*Items from a data source*.
• • •
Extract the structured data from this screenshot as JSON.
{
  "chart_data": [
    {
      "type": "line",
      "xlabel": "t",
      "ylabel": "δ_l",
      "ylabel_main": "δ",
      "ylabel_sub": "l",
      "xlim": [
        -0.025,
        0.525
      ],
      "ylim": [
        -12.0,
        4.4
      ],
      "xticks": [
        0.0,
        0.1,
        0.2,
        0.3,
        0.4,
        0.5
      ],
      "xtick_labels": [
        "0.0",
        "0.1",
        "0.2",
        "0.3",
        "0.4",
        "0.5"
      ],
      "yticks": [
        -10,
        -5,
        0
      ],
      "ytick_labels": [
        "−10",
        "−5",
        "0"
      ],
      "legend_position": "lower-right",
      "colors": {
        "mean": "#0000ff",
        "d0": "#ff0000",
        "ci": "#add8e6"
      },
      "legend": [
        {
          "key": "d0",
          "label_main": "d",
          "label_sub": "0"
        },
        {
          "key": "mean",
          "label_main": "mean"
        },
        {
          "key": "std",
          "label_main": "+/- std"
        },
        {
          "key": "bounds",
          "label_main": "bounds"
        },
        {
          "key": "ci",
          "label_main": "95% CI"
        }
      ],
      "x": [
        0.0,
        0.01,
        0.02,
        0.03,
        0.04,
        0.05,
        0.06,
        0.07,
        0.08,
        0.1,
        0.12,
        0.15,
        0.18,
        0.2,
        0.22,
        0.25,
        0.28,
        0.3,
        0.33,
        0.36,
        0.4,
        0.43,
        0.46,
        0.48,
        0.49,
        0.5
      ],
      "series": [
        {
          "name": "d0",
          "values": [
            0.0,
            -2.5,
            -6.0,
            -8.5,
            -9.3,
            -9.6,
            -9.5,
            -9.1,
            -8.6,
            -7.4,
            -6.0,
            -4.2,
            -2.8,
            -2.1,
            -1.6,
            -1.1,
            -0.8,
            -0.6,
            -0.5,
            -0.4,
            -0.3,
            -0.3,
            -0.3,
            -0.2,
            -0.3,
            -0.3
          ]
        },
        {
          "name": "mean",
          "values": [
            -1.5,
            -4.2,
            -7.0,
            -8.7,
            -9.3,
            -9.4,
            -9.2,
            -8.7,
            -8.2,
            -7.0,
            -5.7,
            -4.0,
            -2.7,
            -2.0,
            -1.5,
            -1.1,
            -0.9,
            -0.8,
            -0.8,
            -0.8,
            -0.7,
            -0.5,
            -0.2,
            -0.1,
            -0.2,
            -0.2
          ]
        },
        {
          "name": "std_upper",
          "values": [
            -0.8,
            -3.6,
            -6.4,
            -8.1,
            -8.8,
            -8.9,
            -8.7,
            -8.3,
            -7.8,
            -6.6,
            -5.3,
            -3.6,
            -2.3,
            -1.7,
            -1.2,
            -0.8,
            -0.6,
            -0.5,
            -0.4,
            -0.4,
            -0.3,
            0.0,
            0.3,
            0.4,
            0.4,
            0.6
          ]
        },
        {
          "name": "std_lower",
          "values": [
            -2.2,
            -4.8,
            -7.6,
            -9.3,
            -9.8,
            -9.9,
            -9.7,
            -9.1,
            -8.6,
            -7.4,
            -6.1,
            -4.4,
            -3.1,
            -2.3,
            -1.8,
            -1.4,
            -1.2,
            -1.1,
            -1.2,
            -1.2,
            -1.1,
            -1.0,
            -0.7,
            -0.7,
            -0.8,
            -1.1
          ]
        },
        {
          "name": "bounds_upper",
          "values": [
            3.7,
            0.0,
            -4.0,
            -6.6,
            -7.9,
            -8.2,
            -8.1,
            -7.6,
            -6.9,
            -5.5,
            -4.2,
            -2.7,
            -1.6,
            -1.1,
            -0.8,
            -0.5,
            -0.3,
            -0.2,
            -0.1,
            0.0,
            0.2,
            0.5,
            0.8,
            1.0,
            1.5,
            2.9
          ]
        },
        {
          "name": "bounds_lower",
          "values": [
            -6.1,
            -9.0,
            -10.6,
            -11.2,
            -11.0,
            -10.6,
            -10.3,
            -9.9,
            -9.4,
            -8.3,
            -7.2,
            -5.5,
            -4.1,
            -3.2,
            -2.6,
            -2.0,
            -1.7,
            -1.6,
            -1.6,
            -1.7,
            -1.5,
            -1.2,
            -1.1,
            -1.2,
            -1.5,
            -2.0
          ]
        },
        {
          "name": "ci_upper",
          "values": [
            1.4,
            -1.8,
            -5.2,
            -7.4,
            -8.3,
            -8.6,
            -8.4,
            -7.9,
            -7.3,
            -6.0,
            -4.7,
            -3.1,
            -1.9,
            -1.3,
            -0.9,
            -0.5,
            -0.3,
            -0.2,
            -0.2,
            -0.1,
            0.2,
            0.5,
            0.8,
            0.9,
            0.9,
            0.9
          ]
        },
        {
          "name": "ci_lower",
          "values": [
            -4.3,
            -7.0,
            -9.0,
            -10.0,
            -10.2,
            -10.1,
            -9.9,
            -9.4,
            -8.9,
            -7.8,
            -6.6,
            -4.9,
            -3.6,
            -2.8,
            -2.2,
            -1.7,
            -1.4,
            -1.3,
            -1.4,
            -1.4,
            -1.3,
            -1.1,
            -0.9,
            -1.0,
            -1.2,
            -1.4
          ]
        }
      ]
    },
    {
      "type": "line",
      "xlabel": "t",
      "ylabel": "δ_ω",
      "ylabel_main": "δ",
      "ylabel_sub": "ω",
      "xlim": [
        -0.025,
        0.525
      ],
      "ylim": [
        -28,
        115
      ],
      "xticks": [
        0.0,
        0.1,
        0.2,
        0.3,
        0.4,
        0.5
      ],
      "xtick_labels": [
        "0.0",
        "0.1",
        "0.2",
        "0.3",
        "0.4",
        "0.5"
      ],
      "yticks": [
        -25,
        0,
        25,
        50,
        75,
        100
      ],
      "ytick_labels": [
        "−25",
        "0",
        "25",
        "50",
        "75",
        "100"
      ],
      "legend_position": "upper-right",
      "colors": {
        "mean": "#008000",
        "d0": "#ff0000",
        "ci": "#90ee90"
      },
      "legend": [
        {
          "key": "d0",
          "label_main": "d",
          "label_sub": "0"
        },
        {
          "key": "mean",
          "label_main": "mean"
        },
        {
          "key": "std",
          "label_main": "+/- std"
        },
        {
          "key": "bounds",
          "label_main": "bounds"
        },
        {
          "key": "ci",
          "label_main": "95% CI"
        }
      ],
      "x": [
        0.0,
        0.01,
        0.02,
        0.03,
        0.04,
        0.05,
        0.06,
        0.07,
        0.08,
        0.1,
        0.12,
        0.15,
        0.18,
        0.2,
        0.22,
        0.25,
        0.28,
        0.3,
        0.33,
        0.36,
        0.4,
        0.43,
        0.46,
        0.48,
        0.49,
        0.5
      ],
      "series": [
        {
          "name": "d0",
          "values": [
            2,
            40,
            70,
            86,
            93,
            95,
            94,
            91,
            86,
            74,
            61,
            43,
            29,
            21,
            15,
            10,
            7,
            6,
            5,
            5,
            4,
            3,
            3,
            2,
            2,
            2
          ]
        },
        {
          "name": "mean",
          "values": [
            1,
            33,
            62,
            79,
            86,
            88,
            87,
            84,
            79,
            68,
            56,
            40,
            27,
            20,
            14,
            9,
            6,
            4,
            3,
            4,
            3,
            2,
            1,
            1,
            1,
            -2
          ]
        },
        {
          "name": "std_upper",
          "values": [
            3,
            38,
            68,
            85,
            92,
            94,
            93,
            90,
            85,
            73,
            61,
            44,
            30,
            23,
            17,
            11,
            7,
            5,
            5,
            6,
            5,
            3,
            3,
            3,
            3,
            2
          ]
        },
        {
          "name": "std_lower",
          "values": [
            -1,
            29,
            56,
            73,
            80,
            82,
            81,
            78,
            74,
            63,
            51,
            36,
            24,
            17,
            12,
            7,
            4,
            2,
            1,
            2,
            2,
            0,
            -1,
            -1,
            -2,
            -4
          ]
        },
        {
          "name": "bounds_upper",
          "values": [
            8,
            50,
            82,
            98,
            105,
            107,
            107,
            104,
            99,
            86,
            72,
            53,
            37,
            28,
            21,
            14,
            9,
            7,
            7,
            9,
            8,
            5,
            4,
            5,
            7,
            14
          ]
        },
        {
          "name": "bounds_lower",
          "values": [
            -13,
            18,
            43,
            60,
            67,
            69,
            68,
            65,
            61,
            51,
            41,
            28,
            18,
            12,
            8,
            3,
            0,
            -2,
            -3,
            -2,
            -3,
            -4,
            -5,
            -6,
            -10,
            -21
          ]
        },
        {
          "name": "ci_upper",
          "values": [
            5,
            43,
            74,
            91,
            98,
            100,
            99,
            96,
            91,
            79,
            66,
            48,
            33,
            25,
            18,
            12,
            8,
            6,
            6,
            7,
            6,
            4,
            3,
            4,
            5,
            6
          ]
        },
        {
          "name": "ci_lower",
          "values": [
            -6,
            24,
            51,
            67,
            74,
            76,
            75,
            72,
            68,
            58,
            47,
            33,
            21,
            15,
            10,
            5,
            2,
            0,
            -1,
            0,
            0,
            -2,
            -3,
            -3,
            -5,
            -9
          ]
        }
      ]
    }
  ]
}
• • •
*Exercise details*.
Among these entries, how many lines include the string "right"? Reply with the number by itself.

*Task solution*.
2